## The exercise
Look through the data for the string "name". Copy every line where it is found.

## Material supplied
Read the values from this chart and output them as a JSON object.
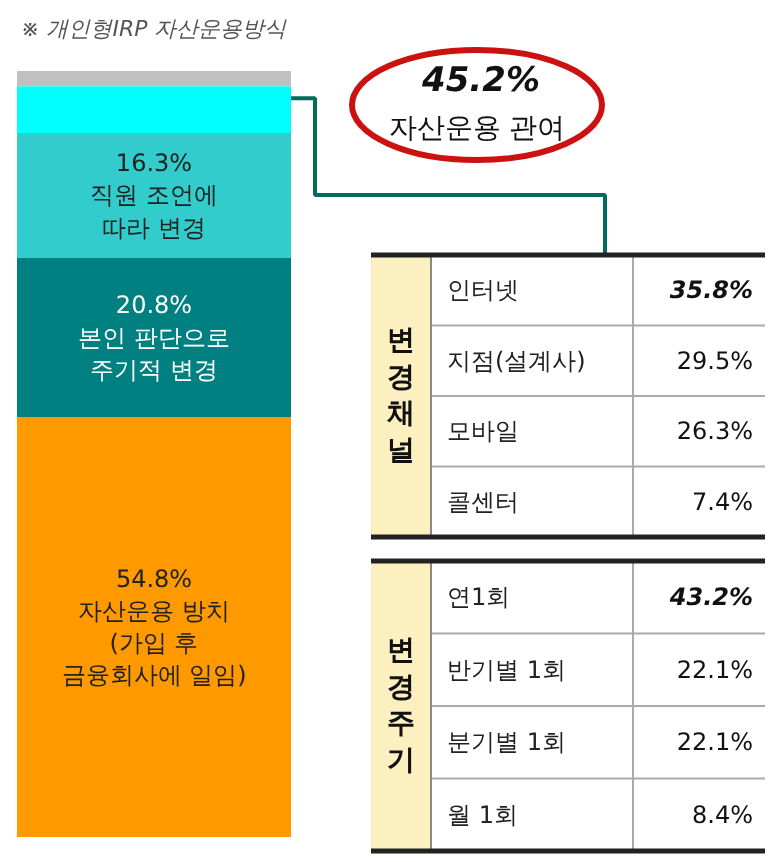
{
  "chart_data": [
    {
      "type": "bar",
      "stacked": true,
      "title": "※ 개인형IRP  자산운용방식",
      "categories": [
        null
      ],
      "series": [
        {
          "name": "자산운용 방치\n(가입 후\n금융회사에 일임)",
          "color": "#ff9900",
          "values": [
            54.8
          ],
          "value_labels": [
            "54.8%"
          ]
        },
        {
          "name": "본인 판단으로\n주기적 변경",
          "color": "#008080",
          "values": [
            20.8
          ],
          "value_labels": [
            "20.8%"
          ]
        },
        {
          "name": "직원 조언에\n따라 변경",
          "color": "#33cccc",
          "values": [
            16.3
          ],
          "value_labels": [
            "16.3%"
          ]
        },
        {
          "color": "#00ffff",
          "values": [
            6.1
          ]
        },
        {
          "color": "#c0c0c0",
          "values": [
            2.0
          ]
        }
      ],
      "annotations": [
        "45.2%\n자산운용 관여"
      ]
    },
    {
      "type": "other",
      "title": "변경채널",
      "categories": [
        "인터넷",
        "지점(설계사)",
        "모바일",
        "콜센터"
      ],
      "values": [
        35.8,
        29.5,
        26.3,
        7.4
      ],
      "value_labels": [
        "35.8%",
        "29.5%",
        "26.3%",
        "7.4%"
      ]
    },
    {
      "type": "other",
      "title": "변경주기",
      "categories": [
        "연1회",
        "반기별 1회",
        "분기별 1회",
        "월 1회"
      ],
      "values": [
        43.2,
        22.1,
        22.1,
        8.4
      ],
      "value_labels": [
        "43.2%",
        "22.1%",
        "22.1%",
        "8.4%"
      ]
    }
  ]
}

--

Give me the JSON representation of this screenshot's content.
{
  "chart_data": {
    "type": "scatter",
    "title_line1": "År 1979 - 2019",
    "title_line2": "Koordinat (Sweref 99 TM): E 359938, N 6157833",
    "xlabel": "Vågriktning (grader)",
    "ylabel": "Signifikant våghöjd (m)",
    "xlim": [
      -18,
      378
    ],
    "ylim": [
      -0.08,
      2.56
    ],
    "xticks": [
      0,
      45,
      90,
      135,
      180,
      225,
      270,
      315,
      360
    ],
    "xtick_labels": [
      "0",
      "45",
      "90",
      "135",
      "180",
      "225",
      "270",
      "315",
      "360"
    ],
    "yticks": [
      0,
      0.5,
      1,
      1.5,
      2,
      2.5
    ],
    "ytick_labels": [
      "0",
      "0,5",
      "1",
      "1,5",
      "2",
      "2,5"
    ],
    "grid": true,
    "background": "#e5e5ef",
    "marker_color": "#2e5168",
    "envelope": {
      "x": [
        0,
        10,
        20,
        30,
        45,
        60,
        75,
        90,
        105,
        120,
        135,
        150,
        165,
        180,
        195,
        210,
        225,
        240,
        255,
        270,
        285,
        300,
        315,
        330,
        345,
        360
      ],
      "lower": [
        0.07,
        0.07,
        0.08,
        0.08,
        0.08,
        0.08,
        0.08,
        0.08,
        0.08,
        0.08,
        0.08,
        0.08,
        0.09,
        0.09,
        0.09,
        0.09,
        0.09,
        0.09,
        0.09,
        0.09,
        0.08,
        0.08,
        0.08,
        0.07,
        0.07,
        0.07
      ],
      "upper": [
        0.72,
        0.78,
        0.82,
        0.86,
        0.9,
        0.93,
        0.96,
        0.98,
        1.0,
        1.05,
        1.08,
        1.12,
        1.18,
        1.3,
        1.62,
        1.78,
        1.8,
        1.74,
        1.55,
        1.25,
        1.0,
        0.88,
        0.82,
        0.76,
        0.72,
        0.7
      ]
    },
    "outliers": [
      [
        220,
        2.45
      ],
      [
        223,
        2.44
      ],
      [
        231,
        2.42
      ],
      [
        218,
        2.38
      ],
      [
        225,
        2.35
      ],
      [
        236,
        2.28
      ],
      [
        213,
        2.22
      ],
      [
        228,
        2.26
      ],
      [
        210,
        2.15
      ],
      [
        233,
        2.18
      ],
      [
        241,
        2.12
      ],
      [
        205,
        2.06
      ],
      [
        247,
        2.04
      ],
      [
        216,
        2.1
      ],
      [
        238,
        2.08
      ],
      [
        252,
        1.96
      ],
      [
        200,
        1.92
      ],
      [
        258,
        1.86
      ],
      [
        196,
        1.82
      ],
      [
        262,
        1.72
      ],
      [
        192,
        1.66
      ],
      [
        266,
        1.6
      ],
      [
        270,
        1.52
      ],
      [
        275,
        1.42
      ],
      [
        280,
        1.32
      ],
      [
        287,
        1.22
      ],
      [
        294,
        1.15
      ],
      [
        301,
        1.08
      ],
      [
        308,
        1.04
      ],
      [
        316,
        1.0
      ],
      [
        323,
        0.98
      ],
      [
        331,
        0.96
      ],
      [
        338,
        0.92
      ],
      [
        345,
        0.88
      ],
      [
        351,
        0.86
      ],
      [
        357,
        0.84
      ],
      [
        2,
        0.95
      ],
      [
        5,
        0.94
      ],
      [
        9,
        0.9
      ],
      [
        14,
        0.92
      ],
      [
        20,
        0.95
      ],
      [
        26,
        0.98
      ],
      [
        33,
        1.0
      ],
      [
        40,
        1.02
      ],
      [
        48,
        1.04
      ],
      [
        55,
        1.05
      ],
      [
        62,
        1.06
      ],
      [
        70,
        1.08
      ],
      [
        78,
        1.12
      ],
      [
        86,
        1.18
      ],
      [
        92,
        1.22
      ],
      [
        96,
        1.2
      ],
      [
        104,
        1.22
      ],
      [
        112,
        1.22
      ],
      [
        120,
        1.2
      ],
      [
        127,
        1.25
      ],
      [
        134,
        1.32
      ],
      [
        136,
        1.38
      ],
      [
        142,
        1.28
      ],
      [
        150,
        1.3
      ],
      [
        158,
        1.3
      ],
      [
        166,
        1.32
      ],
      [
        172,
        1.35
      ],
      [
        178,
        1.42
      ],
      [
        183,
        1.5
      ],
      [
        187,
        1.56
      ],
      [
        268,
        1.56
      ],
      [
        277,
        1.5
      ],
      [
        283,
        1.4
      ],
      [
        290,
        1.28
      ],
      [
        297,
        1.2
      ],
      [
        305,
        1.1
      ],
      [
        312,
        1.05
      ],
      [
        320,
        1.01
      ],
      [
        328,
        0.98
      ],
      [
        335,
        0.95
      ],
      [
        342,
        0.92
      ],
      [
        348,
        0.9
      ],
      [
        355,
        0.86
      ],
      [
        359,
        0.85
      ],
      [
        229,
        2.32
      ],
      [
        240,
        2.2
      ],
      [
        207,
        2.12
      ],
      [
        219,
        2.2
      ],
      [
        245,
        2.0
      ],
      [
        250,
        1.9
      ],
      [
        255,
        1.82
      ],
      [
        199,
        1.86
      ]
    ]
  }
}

## Task answer
          "name": "자산운용 방치\n(가입 후\n금융회사에 일임)",
          "name": "본인 판단으로\n주기적 변경",
          "name": "직원 조언에\n따라 변경",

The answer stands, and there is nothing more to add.